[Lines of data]
○ ○ ○ ○ ○ ○ ○

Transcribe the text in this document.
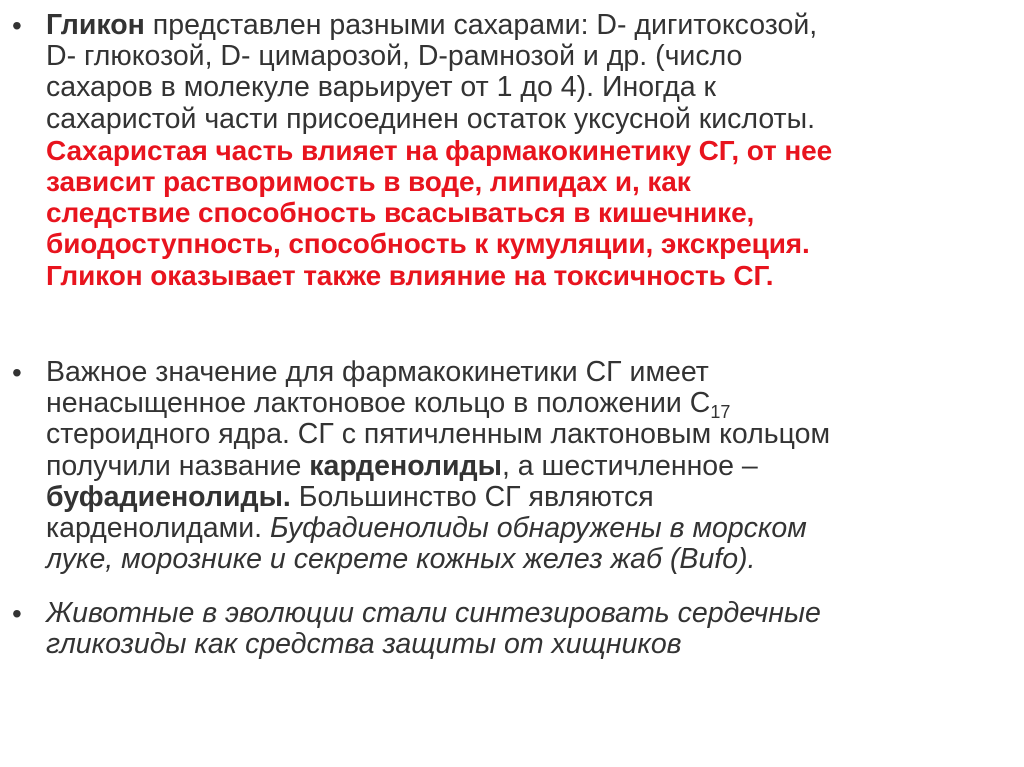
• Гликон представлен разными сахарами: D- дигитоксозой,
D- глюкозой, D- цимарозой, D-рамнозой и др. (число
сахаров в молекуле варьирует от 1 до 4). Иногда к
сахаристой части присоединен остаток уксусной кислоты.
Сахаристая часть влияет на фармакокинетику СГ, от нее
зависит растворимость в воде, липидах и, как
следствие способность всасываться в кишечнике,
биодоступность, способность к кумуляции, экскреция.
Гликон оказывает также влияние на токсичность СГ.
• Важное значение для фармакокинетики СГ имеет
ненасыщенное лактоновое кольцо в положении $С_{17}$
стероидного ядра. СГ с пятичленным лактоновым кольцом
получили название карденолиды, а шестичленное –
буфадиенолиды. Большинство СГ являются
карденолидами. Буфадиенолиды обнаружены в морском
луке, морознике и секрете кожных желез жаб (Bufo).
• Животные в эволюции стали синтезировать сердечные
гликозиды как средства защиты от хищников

○ ○ ○ ○ ○ ○ ○

Your instructions:
Reproduce the entries above without change, omitting all pictures.

Exercise solution:
Transcribe the text in this document.
• Гликон представлен разными сахарами: D- дигитоксозой,
D- глюкозой, D- цимарозой, D-рамнозой и др. (число
сахаров в молекуле варьирует от 1 до 4). Иногда к
сахаристой части присоединен остаток уксусной кислоты.
Сахаристая часть влияет на фармакокинетику СГ, от нее
зависит растворимость в воде, липидах и, как
следствие способность всасываться в кишечнике,
биодоступность, способность к кумуляции, экскреция.
Гликон оказывает также влияние на токсичность СГ.
• Важное значение для фармакокинетики СГ имеет
ненасыщенное лактоновое кольцо в положении $С_{17}$
стероидного ядра. СГ с пятичленным лактоновым кольцом
получили название карденолиды, а шестичленное –
буфадиенолиды. Большинство СГ являются
карденолидами. Буфадиенолиды обнаружены в морском
луке, морознике и секрете кожных желез жаб (Bufo).
• Животные в эволюции стали синтезировать сердечные
гликозиды как средства защиты от хищников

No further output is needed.